--- BEGIN Input material ---
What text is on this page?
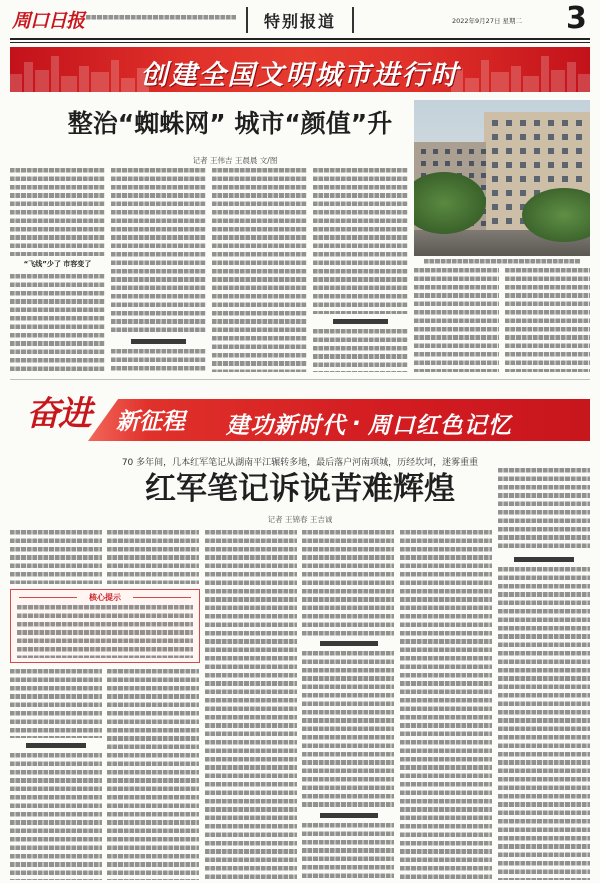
周口日报	特别报道	2022年9月27日 星期二	3
创建全国文明城市进行时
整治“蜘蛛网” 城市“颜值”升
记者 王伟吉 王晨晨 文/图
“飞线”少了 市容变了
奋进 新征程 建功新时代 · 周口红色记忆
70 多年间，几本红军笔记从湖南平江辗转多地，最后落户河南项城，历经坎坷，迷雾重重
红军笔记诉说苦难辉煌
记者 王锦春 王吉诚
核心提示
--- END Input material ---
▶ Task details: Return the listing above word for word, with the pictures removed.

▶ Exercise answer:
What text is on this page?
周口日报	特别报道	2022年9月27日 星期二	3
创建全国文明城市进行时
整治“蜘蛛网” 城市“颜值”升
记者 王伟吉 王晨晨 文/图
“飞线”少了 市容变了
奋进 新征程 建功新时代 · 周口红色记忆
70 多年间，几本红军笔记从湖南平江辗转多地，最后落户河南项城，历经坎坷，迷雾重重
红军笔记诉说苦难辉煌
记者 王锦春 王吉诚
核心提示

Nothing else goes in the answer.